▸ Written problem
Every entry must be given again exactly.

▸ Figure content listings
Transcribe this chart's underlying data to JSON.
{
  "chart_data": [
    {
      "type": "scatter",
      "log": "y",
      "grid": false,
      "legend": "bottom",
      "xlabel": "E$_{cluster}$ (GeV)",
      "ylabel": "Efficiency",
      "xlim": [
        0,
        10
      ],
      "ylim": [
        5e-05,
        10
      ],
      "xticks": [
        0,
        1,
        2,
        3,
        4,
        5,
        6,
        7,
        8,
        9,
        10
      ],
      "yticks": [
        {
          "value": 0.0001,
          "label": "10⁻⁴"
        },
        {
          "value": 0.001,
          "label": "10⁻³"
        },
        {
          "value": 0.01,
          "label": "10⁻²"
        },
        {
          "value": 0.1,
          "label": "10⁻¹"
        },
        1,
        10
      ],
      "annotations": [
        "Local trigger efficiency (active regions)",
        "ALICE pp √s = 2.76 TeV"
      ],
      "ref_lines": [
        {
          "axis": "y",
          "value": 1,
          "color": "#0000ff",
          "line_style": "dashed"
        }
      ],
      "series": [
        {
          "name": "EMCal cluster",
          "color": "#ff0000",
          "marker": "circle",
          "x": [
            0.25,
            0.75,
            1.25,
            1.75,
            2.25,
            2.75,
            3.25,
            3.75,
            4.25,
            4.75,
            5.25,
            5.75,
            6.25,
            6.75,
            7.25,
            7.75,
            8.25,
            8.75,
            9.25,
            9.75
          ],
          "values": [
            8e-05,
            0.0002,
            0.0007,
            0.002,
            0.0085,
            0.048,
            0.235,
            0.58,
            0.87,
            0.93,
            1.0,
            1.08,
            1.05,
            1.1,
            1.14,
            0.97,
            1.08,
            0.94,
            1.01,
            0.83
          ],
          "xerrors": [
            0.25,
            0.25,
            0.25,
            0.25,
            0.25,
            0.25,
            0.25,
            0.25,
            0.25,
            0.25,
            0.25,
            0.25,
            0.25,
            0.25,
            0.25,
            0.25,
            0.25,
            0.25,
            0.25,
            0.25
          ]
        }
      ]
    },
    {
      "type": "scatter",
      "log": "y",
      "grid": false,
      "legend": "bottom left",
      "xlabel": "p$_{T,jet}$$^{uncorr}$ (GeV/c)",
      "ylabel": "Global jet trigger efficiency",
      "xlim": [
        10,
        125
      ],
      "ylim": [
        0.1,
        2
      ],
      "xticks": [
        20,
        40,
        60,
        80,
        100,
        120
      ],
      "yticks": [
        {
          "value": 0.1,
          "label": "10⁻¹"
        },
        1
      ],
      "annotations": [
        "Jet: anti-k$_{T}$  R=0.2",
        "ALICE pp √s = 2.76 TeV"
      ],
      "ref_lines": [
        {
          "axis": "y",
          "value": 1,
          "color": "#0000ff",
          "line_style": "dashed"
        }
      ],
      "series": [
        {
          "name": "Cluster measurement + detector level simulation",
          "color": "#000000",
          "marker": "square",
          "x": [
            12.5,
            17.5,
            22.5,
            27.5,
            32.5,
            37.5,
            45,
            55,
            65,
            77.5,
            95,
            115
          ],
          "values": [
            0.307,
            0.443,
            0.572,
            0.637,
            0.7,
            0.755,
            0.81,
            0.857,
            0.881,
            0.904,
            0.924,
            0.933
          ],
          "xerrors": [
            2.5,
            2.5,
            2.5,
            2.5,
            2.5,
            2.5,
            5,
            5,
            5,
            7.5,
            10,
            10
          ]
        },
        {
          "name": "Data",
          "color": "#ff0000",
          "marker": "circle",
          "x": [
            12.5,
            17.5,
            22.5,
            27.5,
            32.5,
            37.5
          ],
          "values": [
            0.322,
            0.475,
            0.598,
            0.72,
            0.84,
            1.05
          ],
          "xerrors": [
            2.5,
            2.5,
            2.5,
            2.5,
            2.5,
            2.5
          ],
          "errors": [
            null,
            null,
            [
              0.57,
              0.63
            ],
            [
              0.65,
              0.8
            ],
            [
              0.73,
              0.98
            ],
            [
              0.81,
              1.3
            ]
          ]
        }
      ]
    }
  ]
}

▸ Solution
Transcribe this chart's underlying data to JSON.
{
  "chart_data": [
    {
      "type": "scatter",
      "log": "y",
      "grid": false,
      "legend": "bottom",
      "xlabel": "E$_{cluster}$ (GeV)",
      "ylabel": "Efficiency",
      "xlim": [
        0,
        10
      ],
      "ylim": [
        5e-05,
        10
      ],
      "xticks": [
        0,
        1,
        2,
        3,
        4,
        5,
        6,
        7,
        8,
        9,
        10
      ],
      "yticks": [
        {
          "value": 0.0001,
          "label": "10⁻⁴"
        },
        {
          "value": 0.001,
          "label": "10⁻³"
        },
        {
          "value": 0.01,
          "label": "10⁻²"
        },
        {
          "value": 0.1,
          "label": "10⁻¹"
        },
        1,
        10
      ],
      "annotations": [
        "Local trigger efficiency (active regions)",
        "ALICE pp √s = 2.76 TeV"
      ],
      "ref_lines": [
        {
          "axis": "y",
          "value": 1,
          "color": "#0000ff",
          "line_style": "dashed"
        }
      ],
      "series": [
        {
          "name": "EMCal cluster",
          "color": "#ff0000",
          "marker": "circle",
          "x": [
            0.25,
            0.75,
            1.25,
            1.75,
            2.25,
            2.75,
            3.25,
            3.75,
            4.25,
            4.75,
            5.25,
            5.75,
            6.25,
            6.75,
            7.25,
            7.75,
            8.25,
            8.75,
            9.25,
            9.75
          ],
          "values": [
            8e-05,
            0.0002,
            0.0007,
            0.002,
            0.0085,
            0.048,
            0.235,
            0.58,
            0.87,
            0.93,
            1.0,
            1.08,
            1.05,
            1.1,
            1.14,
            0.97,
            1.08,
            0.94,
            1.01,
            0.83
          ],
          "xerrors": [
            0.25,
            0.25,
            0.25,
            0.25,
            0.25,
            0.25,
            0.25,
            0.25,
            0.25,
            0.25,
            0.25,
            0.25,
            0.25,
            0.25,
            0.25,
            0.25,
            0.25,
            0.25,
            0.25,
            0.25
          ]
        }
      ]
    },
    {
      "type": "scatter",
      "log": "y",
      "grid": false,
      "legend": "bottom left",
      "xlabel": "p$_{T,jet}$$^{uncorr}$ (GeV/c)",
      "ylabel": "Global jet trigger efficiency",
      "xlim": [
        10,
        125
      ],
      "ylim": [
        0.1,
        2
      ],
      "xticks": [
        20,
        40,
        60,
        80,
        100,
        120
      ],
      "yticks": [
        {
          "value": 0.1,
          "label": "10⁻¹"
        },
        1
      ],
      "annotations": [
        "Jet: anti-k$_{T}$  R=0.2",
        "ALICE pp √s = 2.76 TeV"
      ],
      "ref_lines": [
        {
          "axis": "y",
          "value": 1,
          "color": "#0000ff",
          "line_style": "dashed"
        }
      ],
      "series": [
        {
          "name": "Cluster measurement + detector level simulation",
          "color": "#000000",
          "marker": "square",
          "x": [
            12.5,
            17.5,
            22.5,
            27.5,
            32.5,
            37.5,
            45,
            55,
            65,
            77.5,
            95,
            115
          ],
          "values": [
            0.307,
            0.443,
            0.572,
            0.637,
            0.7,
            0.755,
            0.81,
            0.857,
            0.881,
            0.904,
            0.924,
            0.933
          ],
          "xerrors": [
            2.5,
            2.5,
            2.5,
            2.5,
            2.5,
            2.5,
            5,
            5,
            5,
            7.5,
            10,
            10
          ]
        },
        {
          "name": "Data",
          "color": "#ff0000",
          "marker": "circle",
          "x": [
            12.5,
            17.5,
            22.5,
            27.5,
            32.5,
            37.5
          ],
          "values": [
            0.322,
            0.475,
            0.598,
            0.72,
            0.84,
            1.05
          ],
          "xerrors": [
            2.5,
            2.5,
            2.5,
            2.5,
            2.5,
            2.5
          ],
          "errors": [
            null,
            null,
            [
              0.57,
              0.63
            ],
            [
              0.65,
              0.8
            ],
            [
              0.73,
              0.98
            ],
            [
              0.81,
              1.3
            ]
          ]
        }
      ]
    }
  ]
}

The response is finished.